-- begin Data in this exercise --

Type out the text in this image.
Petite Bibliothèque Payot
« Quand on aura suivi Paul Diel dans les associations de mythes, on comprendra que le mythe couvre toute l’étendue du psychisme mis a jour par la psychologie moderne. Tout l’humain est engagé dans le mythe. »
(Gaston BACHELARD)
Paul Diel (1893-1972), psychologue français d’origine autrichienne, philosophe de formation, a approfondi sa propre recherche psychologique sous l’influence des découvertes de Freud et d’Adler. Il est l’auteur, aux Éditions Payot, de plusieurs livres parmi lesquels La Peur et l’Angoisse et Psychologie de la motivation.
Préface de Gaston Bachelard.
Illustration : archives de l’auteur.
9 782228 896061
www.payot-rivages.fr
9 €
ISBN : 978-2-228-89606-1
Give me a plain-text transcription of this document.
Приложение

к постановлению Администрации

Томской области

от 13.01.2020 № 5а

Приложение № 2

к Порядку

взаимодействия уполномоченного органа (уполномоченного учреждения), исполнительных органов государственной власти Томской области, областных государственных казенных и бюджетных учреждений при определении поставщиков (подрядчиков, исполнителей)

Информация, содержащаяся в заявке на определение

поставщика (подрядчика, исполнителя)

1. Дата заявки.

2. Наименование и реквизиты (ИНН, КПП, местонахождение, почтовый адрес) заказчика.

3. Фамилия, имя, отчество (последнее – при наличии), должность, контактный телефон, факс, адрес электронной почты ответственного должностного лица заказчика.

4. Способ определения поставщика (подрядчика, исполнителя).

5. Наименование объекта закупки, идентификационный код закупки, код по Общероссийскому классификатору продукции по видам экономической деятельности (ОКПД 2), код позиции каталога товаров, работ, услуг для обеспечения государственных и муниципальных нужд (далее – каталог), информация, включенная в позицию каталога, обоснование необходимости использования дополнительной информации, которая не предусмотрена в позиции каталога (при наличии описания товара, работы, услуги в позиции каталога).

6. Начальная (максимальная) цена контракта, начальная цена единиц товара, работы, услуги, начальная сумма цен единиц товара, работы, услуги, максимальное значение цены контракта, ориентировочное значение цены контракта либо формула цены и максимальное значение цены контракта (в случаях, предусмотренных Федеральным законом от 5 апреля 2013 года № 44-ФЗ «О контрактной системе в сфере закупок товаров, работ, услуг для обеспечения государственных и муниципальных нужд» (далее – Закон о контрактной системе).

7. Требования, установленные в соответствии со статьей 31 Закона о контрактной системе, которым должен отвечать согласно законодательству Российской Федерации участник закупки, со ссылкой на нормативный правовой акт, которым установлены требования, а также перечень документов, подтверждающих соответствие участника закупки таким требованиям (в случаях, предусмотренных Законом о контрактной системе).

-- end Data in this exercise --

*What is being asked*:
Copy out the data shown above without altering anything.

*Full solution*:
Type out the text in this image.
Petite Bibliothèque Payot
« Quand on aura suivi Paul Diel dans les associations de mythes, on comprendra que le mythe couvre toute l’étendue du psychisme mis a jour par la psychologie moderne. Tout l’humain est engagé dans le mythe. »
(Gaston BACHELARD)
Paul Diel (1893-1972), psychologue français d’origine autrichienne, philosophe de formation, a approfondi sa propre recherche psychologique sous l’influence des découvertes de Freud et d’Adler. Il est l’auteur, aux Éditions Payot, de plusieurs livres parmi lesquels La Peur et l’Angoisse et Psychologie de la motivation.
Préface de Gaston Bachelard.
Illustration : archives de l’auteur.
9 782228 896061
www.payot-rivages.fr
9 €
ISBN : 978-2-228-89606-1
Give me a plain-text transcription of this document.
Приложение

к постановлению Администрации

Томской области

от 13.01.2020 № 5а

Приложение № 2

к Порядку

взаимодействия уполномоченного органа (уполномоченного учреждения), исполнительных органов государственной власти Томской области, областных государственных казенных и бюджетных учреждений при определении поставщиков (подрядчиков, исполнителей)

Информация, содержащаяся в заявке на определение

поставщика (подрядчика, исполнителя)

1. Дата заявки.

2. Наименование и реквизиты (ИНН, КПП, местонахождение, почтовый адрес) заказчика.

3. Фамилия, имя, отчество (последнее – при наличии), должность, контактный телефон, факс, адрес электронной почты ответственного должностного лица заказчика.

4. Способ определения поставщика (подрядчика, исполнителя).

5. Наименование объекта закупки, идентификационный код закупки, код по Общероссийскому классификатору продукции по видам экономической деятельности (ОКПД 2), код позиции каталога товаров, работ, услуг для обеспечения государственных и муниципальных нужд (далее – каталог), информация, включенная в позицию каталога, обоснование необходимости использования дополнительной информации, которая не предусмотрена в позиции каталога (при наличии описания товара, работы, услуги в позиции каталога).

6. Начальная (максимальная) цена контракта, начальная цена единиц товара, работы, услуги, начальная сумма цен единиц товара, работы, услуги, максимальное значение цены контракта, ориентировочное значение цены контракта либо формула цены и максимальное значение цены контракта (в случаях, предусмотренных Федеральным законом от 5 апреля 2013 года № 44-ФЗ «О контрактной системе в сфере закупок товаров, работ, услуг для обеспечения государственных и муниципальных нужд» (далее – Закон о контрактной системе).

7. Требования, установленные в соответствии со статьей 31 Закона о контрактной системе, которым должен отвечать согласно законодательству Российской Федерации участник закупки, со ссылкой на нормативный правовой акт, которым установлены требования, а также перечень документов, подтверждающих соответствие участника закупки таким требованиям (в случаях, предусмотренных Законом о контрактной системе).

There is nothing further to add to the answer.